OBJECTIVE 1. According to the music theory passage, what frequency ratio is the syntonic comma equal to?

----- SOURCE PASSAGE

Just perfect fifth on D  Play . The perfect fifth above D (A+) is a syntonic comma higher than the just major sixth (A).[1]
3-limit 9:8 major tone  Play .
5-limit 10:9 minor tone  Play .

In music theory, the syntonic comma, also known as the chromatic diesis, the comma of Didymus, the Ptolemaic comma, or the diatonic comma[2] is a small comma type interval between two musical notes, equal to the frequency ratio 81:80, or around 21.51 cents. Two notes that differ by this interval would sound different from each other even to untrained ears,[3] but would be close enough that they would be more likely interpreted as out-of-tune versions of the same note than as different notes. The comma is referred to as Didymus' because it is the amount by which Didymus corrected the Pythagorean major third[4] to a just major third (81:64 or 407.82 cents - 21.51 = 386.31 cents or 5:4).

----------

OBJECTIVE 2. In the records, retype the lines from the line with "Bar — [153, 106, 172, 119]" up to and including the line with "Bar — [155, 81, 173, 95]".

----- EXCERPTED DATA

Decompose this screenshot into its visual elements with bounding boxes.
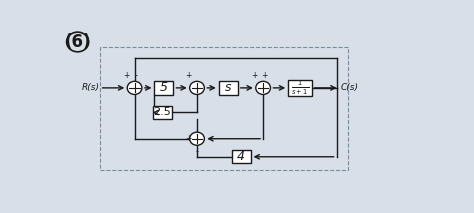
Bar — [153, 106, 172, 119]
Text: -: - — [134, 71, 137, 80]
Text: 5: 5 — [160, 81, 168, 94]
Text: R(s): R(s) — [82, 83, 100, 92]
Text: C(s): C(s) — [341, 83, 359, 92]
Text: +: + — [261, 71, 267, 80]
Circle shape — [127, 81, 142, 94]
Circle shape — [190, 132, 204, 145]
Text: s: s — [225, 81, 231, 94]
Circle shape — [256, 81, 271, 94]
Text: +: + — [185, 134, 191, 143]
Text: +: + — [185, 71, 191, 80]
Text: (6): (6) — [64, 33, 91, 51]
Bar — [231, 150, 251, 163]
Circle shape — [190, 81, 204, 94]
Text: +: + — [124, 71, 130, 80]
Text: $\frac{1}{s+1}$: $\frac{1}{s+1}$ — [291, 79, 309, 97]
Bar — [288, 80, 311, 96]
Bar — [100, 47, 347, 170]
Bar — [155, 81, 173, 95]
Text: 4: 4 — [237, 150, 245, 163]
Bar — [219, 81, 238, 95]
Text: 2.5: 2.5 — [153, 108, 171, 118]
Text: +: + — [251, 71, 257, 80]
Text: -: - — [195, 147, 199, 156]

----------

COMPLETE RESPONSE 1. 81:80, or around 21.51 cents.

COMPLETE RESPONSE 2.
Bar — [153, 106, 172, 119]
Text: -: - — [134, 71, 137, 80]
Text: 5: 5 — [160, 81, 168, 94]
Text: R(s): R(s) — [82, 83, 100, 92]
Text: C(s): C(s) — [341, 83, 359, 92]
Text: +: + — [261, 71, 267, 80]
Circle shape — [127, 81, 142, 94]
Circle shape — [190, 132, 204, 145]
Text: s: s — [225, 81, 231, 94]
Circle shape — [256, 81, 271, 94]
Text: +: + — [185, 134, 191, 143]
Text: +: + — [185, 71, 191, 80]
Text: (6): (6) — [64, 33, 91, 51]
Bar — [231, 150, 251, 163]
Circle shape — [190, 81, 204, 94]
Text: +: + — [124, 71, 130, 80]
Text: $\frac{1}{s+1}$: $\frac{1}{s+1}$ — [291, 79, 309, 97]
Bar — [288, 80, 311, 96]
Bar — [100, 47, 347, 170]
Bar — [155, 81, 173, 95]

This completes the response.